◆ TASK STATEMENT
The records below must be copied in full; omit the images.

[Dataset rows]
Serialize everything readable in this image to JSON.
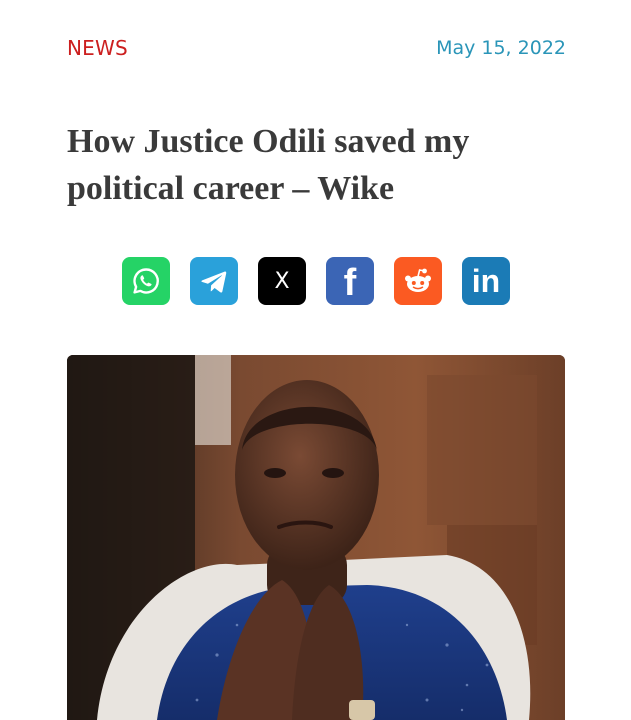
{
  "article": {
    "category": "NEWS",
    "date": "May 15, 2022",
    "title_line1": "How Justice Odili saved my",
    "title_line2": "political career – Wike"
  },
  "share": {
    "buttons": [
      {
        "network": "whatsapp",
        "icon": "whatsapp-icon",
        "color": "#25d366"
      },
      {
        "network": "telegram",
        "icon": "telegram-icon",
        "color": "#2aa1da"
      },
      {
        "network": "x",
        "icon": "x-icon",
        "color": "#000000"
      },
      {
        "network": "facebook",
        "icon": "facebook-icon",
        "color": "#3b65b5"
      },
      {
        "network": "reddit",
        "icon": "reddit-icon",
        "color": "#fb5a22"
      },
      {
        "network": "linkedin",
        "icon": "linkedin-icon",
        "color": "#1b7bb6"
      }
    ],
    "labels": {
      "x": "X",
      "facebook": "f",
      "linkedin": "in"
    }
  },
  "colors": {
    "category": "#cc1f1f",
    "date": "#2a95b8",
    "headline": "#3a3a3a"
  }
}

◆ CORRECT RESPONSE
Serialize everything readable in this image to JSON.
{
  "article": {
    "category": "NEWS",
    "date": "May 15, 2022",
    "title_line1": "How Justice Odili saved my",
    "title_line2": "political career – Wike"
  },
  "share": {
    "buttons": [
      {
        "network": "whatsapp",
        "icon": "whatsapp-icon",
        "color": "#25d366"
      },
      {
        "network": "telegram",
        "icon": "telegram-icon",
        "color": "#2aa1da"
      },
      {
        "network": "x",
        "icon": "x-icon",
        "color": "#000000"
      },
      {
        "network": "facebook",
        "icon": "facebook-icon",
        "color": "#3b65b5"
      },
      {
        "network": "reddit",
        "icon": "reddit-icon",
        "color": "#fb5a22"
      },
      {
        "network": "linkedin",
        "icon": "linkedin-icon",
        "color": "#1b7bb6"
      }
    ],
    "labels": {
      "x": "X",
      "facebook": "f",
      "linkedin": "in"
    }
  },
  "colors": {
    "category": "#cc1f1f",
    "date": "#2a95b8",
    "headline": "#3a3a3a"
  }
}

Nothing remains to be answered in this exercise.